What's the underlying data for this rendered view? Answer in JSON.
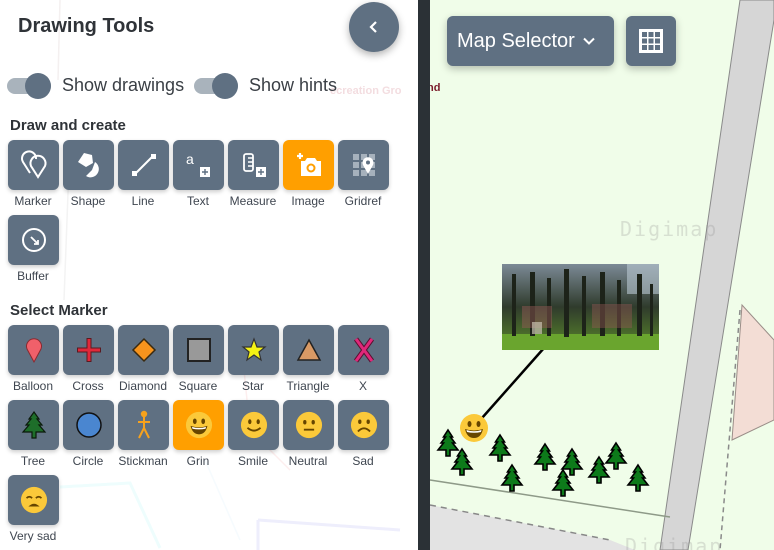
{
  "panel": {
    "title": "Drawing Tools",
    "collapse_icon": "chevron-left-icon",
    "toggles": [
      {
        "label": "Show drawings",
        "on": true
      },
      {
        "label": "Show hints",
        "on": true
      }
    ],
    "draw_section": {
      "title": "Draw and create",
      "tools": [
        {
          "label": "Marker",
          "icon": "marker-icon",
          "active": false
        },
        {
          "label": "Shape",
          "icon": "shape-icon",
          "active": false
        },
        {
          "label": "Line",
          "icon": "line-icon",
          "active": false
        },
        {
          "label": "Text",
          "icon": "text-icon",
          "active": false
        },
        {
          "label": "Measure",
          "icon": "measure-icon",
          "active": false
        },
        {
          "label": "Image",
          "icon": "add-photo-icon",
          "active": true
        },
        {
          "label": "Gridref",
          "icon": "gridref-icon",
          "active": false
        },
        {
          "label": "Buffer",
          "icon": "buffer-icon",
          "active": false
        }
      ]
    },
    "marker_section": {
      "title": "Select Marker",
      "markers": [
        {
          "label": "Balloon",
          "icon": "balloon-icon",
          "active": false,
          "color": "#f0606a"
        },
        {
          "label": "Cross",
          "icon": "cross-icon",
          "active": false,
          "color": "#e0283a"
        },
        {
          "label": "Diamond",
          "icon": "diamond-icon",
          "active": false,
          "color": "#f7941d"
        },
        {
          "label": "Square",
          "icon": "square-icon",
          "active": false,
          "color": "#999999"
        },
        {
          "label": "Star",
          "icon": "star-icon",
          "active": false,
          "color": "#f5f214"
        },
        {
          "label": "Triangle",
          "icon": "triangle-icon",
          "active": false,
          "color": "#d99a65"
        },
        {
          "label": "X",
          "icon": "x-icon",
          "active": false,
          "color": "#e0287a"
        },
        {
          "label": "Tree",
          "icon": "tree-icon",
          "active": false,
          "color": "#1e6e2a"
        },
        {
          "label": "Circle",
          "icon": "circle-icon",
          "active": false,
          "color": "#4a86d0"
        },
        {
          "label": "Stickman",
          "icon": "stickman-icon",
          "active": false,
          "color": "#f7a21d"
        },
        {
          "label": "Grin",
          "icon": "grin-emoji-icon",
          "active": true,
          "color": "#fbc93a"
        },
        {
          "label": "Smile",
          "icon": "smile-emoji-icon",
          "active": false,
          "color": "#fbc93a"
        },
        {
          "label": "Neutral",
          "icon": "neutral-emoji-icon",
          "active": false,
          "color": "#fbc93a"
        },
        {
          "label": "Sad",
          "icon": "sad-emoji-icon",
          "active": false,
          "color": "#fbc93a"
        },
        {
          "label": "Very sad",
          "icon": "very-sad-emoji-icon",
          "active": false,
          "color": "#fbc93a"
        }
      ]
    }
  },
  "map": {
    "selector_label": "Map Selector",
    "grid_button_icon": "grid-icon",
    "place_label": "nd",
    "watermark": "Digimap"
  },
  "colors": {
    "button": "#5f7082",
    "active": "#ff9f00",
    "map_bg": "#f0fde9",
    "road": "#d6d6d6"
  }
}
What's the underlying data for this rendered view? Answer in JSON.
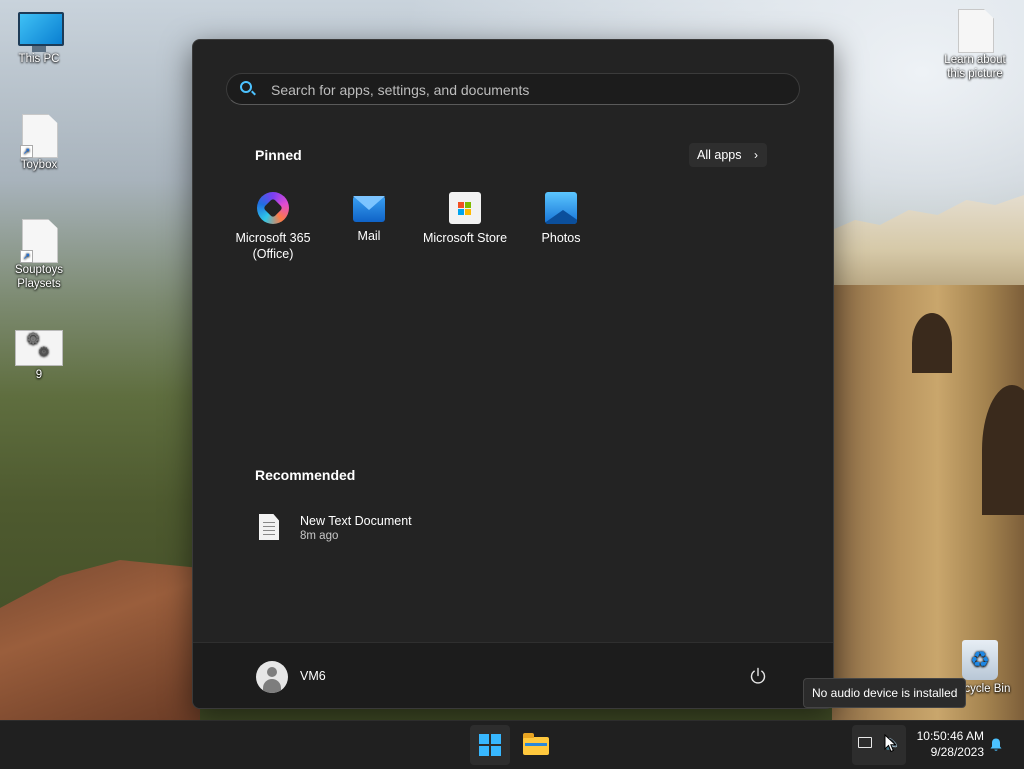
{
  "desktop": {
    "icons": [
      {
        "label": "This PC"
      },
      {
        "label": "Toybox"
      },
      {
        "label": "Souptoys Playsets"
      },
      {
        "label": "9"
      },
      {
        "label": "Learn about this picture"
      },
      {
        "label": "Recycle Bin"
      }
    ]
  },
  "start_menu": {
    "search": {
      "placeholder": "Search for apps, settings, and documents"
    },
    "pinned": {
      "title": "Pinned",
      "all_apps_label": "All apps",
      "apps": [
        {
          "label": "Microsoft 365 (Office)",
          "icon": "microsoft-365-icon"
        },
        {
          "label": "Mail",
          "icon": "mail-icon"
        },
        {
          "label": "Microsoft Store",
          "icon": "microsoft-store-icon"
        },
        {
          "label": "Photos",
          "icon": "photos-icon"
        }
      ]
    },
    "recommended": {
      "title": "Recommended",
      "items": [
        {
          "name": "New Text Document",
          "time": "8m ago",
          "icon": "text-document-icon"
        }
      ]
    },
    "footer": {
      "user_name": "VM6",
      "power_icon": "power-icon"
    }
  },
  "tooltip": {
    "text": "No audio device is installed"
  },
  "taskbar": {
    "clock": {
      "time": "10:50:46 AM",
      "date": "9/28/2023"
    },
    "icons": [
      "windows-start-icon",
      "file-explorer-icon",
      "network-icon",
      "volume-icon",
      "notification-bell-icon"
    ]
  },
  "colors": {
    "accent": "#4cc2ff",
    "start_menu_bg": "#232323",
    "taskbar_bg": "#202020",
    "windows_logo": "#37b7ff"
  }
}
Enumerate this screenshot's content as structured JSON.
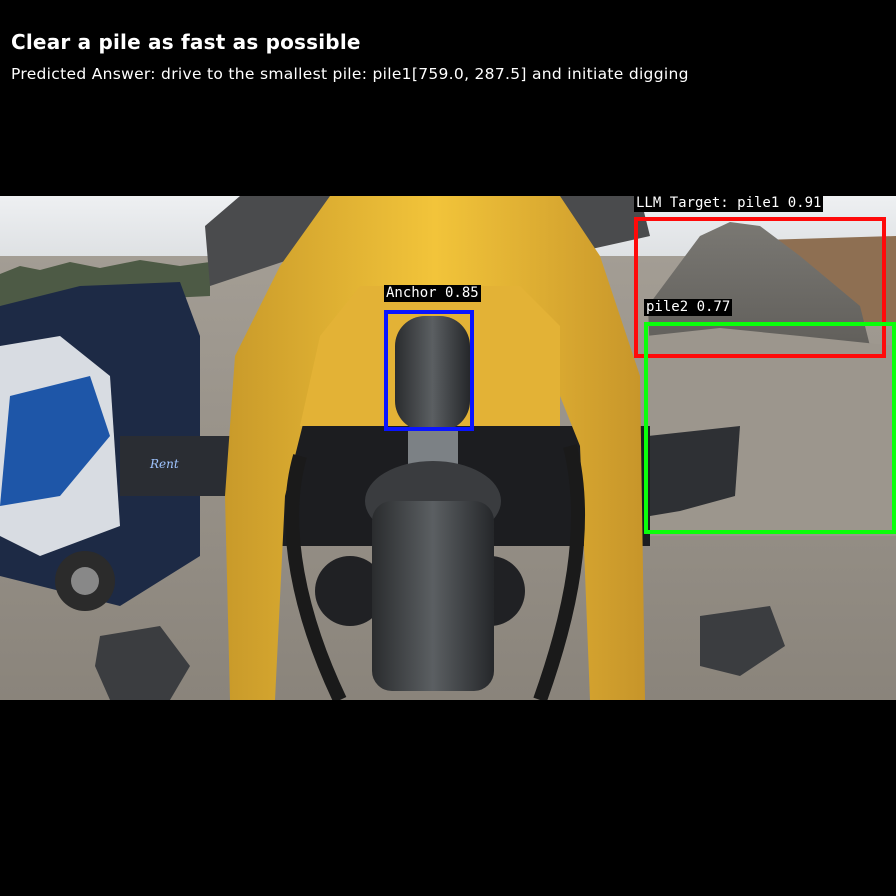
{
  "header": {
    "title": "Clear a pile as fast as possible",
    "prediction": "Predicted Answer: drive to the smallest pile: pile1[759.0, 287.5] and initiate digging"
  },
  "detections": [
    {
      "label": "Anchor 0.85",
      "color": "#0a14ff"
    },
    {
      "label": "LLM Target: pile1 0.91",
      "color": "#ff0a0a"
    },
    {
      "label": "pile2 0.77",
      "color": "#0aff0a"
    }
  ],
  "scene": {
    "truck_badge": "Rent"
  }
}
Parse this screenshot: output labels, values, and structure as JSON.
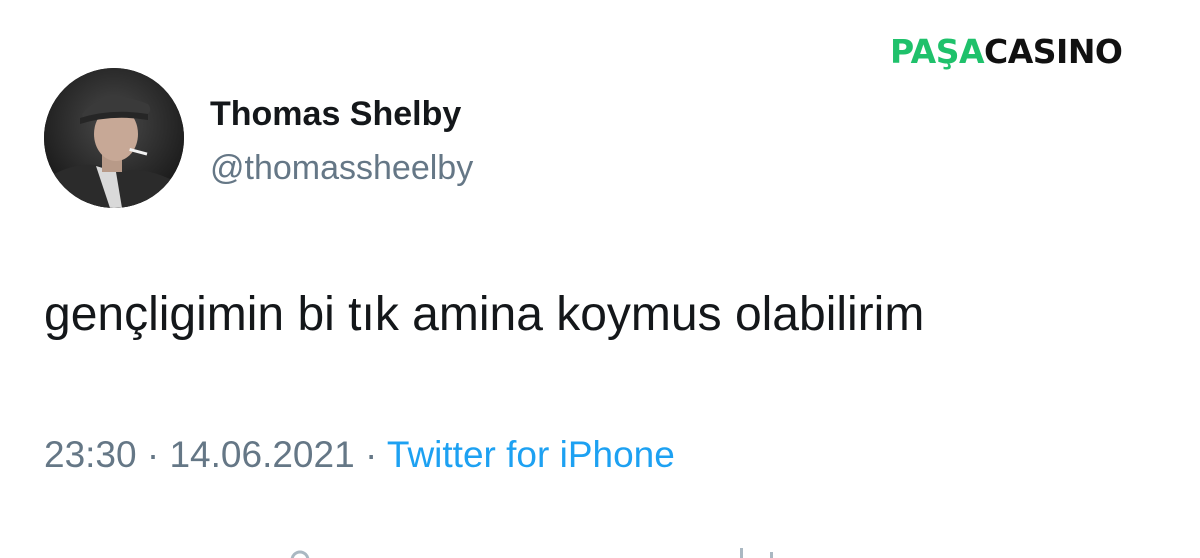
{
  "watermark": {
    "part1": "PAŞA",
    "part2": "CASINO",
    "color_green": "#1fc16b",
    "color_black": "#111111"
  },
  "tweet": {
    "author": {
      "display_name": "Thomas Shelby",
      "handle": "@thomassheelby",
      "avatar_icon": "profile-photo"
    },
    "text": "gençligimin bi tık amina koymus olabilirim",
    "meta": {
      "time": "23:30",
      "date": "14.06.2021",
      "separator": "·",
      "source": "Twitter for iPhone"
    }
  },
  "colors": {
    "text_primary": "#14171a",
    "text_secondary": "#657786",
    "link": "#1da1f2"
  }
}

•••••

**Job**:
The records above must be echoed exactly, minus their pictures.

**Solution to this exercise**:
What's the underlying data for this rendered view? Answer in JSON.
{
  "panel": {
    "title": "Drawing Tools",
    "collapse_icon": "chevron-left-icon",
    "toggles": [
      {
        "label": "Show drawings",
        "on": true
      },
      {
        "label": "Show hints",
        "on": true
      }
    ],
    "draw_section": {
      "title": "Draw and create",
      "tools": [
        {
          "label": "Marker",
          "icon": "marker-icon",
          "active": false
        },
        {
          "label": "Shape",
          "icon": "shape-icon",
          "active": false
        },
        {
          "label": "Line",
          "icon": "line-icon",
          "active": false
        },
        {
          "label": "Text",
          "icon": "text-icon",
          "active": false
        },
        {
          "label": "Measure",
          "icon": "measure-icon",
          "active": false
        },
        {
          "label": "Image",
          "icon": "add-photo-icon",
          "active": true
        },
        {
          "label": "Gridref",
          "icon": "gridref-icon",
          "active": false
        },
        {
          "label": "Buffer",
          "icon": "buffer-icon",
          "active": false
        }
      ]
    },
    "marker_section": {
      "title": "Select Marker",
      "markers": [
        {
          "label": "Balloon",
          "icon": "balloon-icon",
          "active": false,
          "color": "#f0606a"
        },
        {
          "label": "Cross",
          "icon": "cross-icon",
          "active": false,
          "color": "#e0283a"
        },
        {
          "label": "Diamond",
          "icon": "diamond-icon",
          "active": false,
          "color": "#f7941d"
        },
        {
          "label": "Square",
          "icon": "square-icon",
          "active": false,
          "color": "#999999"
        },
        {
          "label": "Star",
          "icon": "star-icon",
          "active": false,
          "color": "#f5f214"
        },
        {
          "label": "Triangle",
          "icon": "triangle-icon",
          "active": false,
          "color": "#d99a65"
        },
        {
          "label": "X",
          "icon": "x-icon",
          "active": false,
          "color": "#e0287a"
        },
        {
          "label": "Tree",
          "icon": "tree-icon",
          "active": false,
          "color": "#1e6e2a"
        },
        {
          "label": "Circle",
          "icon": "circle-icon",
          "active": false,
          "color": "#4a86d0"
        },
        {
          "label": "Stickman",
          "icon": "stickman-icon",
          "active": false,
          "color": "#f7a21d"
        },
        {
          "label": "Grin",
          "icon": "grin-emoji-icon",
          "active": true,
          "color": "#fbc93a"
        },
        {
          "label": "Smile",
          "icon": "smile-emoji-icon",
          "active": false,
          "color": "#fbc93a"
        },
        {
          "label": "Neutral",
          "icon": "neutral-emoji-icon",
          "active": false,
          "color": "#fbc93a"
        },
        {
          "label": "Sad",
          "icon": "sad-emoji-icon",
          "active": false,
          "color": "#fbc93a"
        },
        {
          "label": "Very sad",
          "icon": "very-sad-emoji-icon",
          "active": false,
          "color": "#fbc93a"
        }
      ]
    }
  },
  "map": {
    "selector_label": "Map Selector",
    "grid_button_icon": "grid-icon",
    "place_label": "nd",
    "watermark": "Digimap"
  },
  "colors": {
    "button": "#5f7082",
    "active": "#ff9f00",
    "map_bg": "#f0fde9",
    "road": "#d6d6d6"
  }
}
What's the underlying data for this rendered view? Answer in JSON.
{
  "desktop": {
    "icons": [
      {
        "label": "This PC"
      },
      {
        "label": "Toybox"
      },
      {
        "label": "Souptoys Playsets"
      },
      {
        "label": "9"
      },
      {
        "label": "Learn about this picture"
      },
      {
        "label": "Recycle Bin"
      }
    ]
  },
  "start_menu": {
    "search": {
      "placeholder": "Search for apps, settings, and documents"
    },
    "pinned": {
      "title": "Pinned",
      "all_apps_label": "All apps",
      "apps": [
        {
          "label": "Microsoft 365 (Office)",
          "icon": "microsoft-365-icon"
        },
        {
          "label": "Mail",
          "icon": "mail-icon"
        },
        {
          "label": "Microsoft Store",
          "icon": "microsoft-store-icon"
        },
        {
          "label": "Photos",
          "icon": "photos-icon"
        }
      ]
    },
    "recommended": {
      "title": "Recommended",
      "items": [
        {
          "name": "New Text Document",
          "time": "8m ago",
          "icon": "text-document-icon"
        }
      ]
    },
    "footer": {
      "user_name": "VM6",
      "power_icon": "power-icon"
    }
  },
  "tooltip": {
    "text": "No audio device is installed"
  },
  "taskbar": {
    "clock": {
      "time": "10:50:46 AM",
      "date": "9/28/2023"
    },
    "icons": [
      "windows-start-icon",
      "file-explorer-icon",
      "network-icon",
      "volume-icon",
      "notification-bell-icon"
    ]
  },
  "colors": {
    "accent": "#4cc2ff",
    "start_menu_bg": "#232323",
    "taskbar_bg": "#202020",
    "windows_logo": "#37b7ff"
  }
}
Enumerate this screenshot's content as structured JSON.
{
  "header": {
    "title": "Clear a pile as fast as possible",
    "prediction": "Predicted Answer: drive to the smallest pile: pile1[759.0, 287.5] and initiate digging"
  },
  "detections": [
    {
      "label": "Anchor 0.85",
      "color": "#0a14ff"
    },
    {
      "label": "LLM Target: pile1 0.91",
      "color": "#ff0a0a"
    },
    {
      "label": "pile2 0.77",
      "color": "#0aff0a"
    }
  ],
  "scene": {
    "truck_badge": "Rent"
  }
}
Parse this screenshot: output labels, values, and structure as JSON.
{
  "watermark": {
    "part1": "PAŞA",
    "part2": "CASINO",
    "color_green": "#1fc16b",
    "color_black": "#111111"
  },
  "tweet": {
    "author": {
      "display_name": "Thomas Shelby",
      "handle": "@thomassheelby",
      "avatar_icon": "profile-photo"
    },
    "text": "gençligimin bi tık amina koymus olabilirim",
    "meta": {
      "time": "23:30",
      "date": "14.06.2021",
      "separator": "·",
      "source": "Twitter for iPhone"
    }
  },
  "colors": {
    "text_primary": "#14171a",
    "text_secondary": "#657786",
    "link": "#1da1f2"
  }
}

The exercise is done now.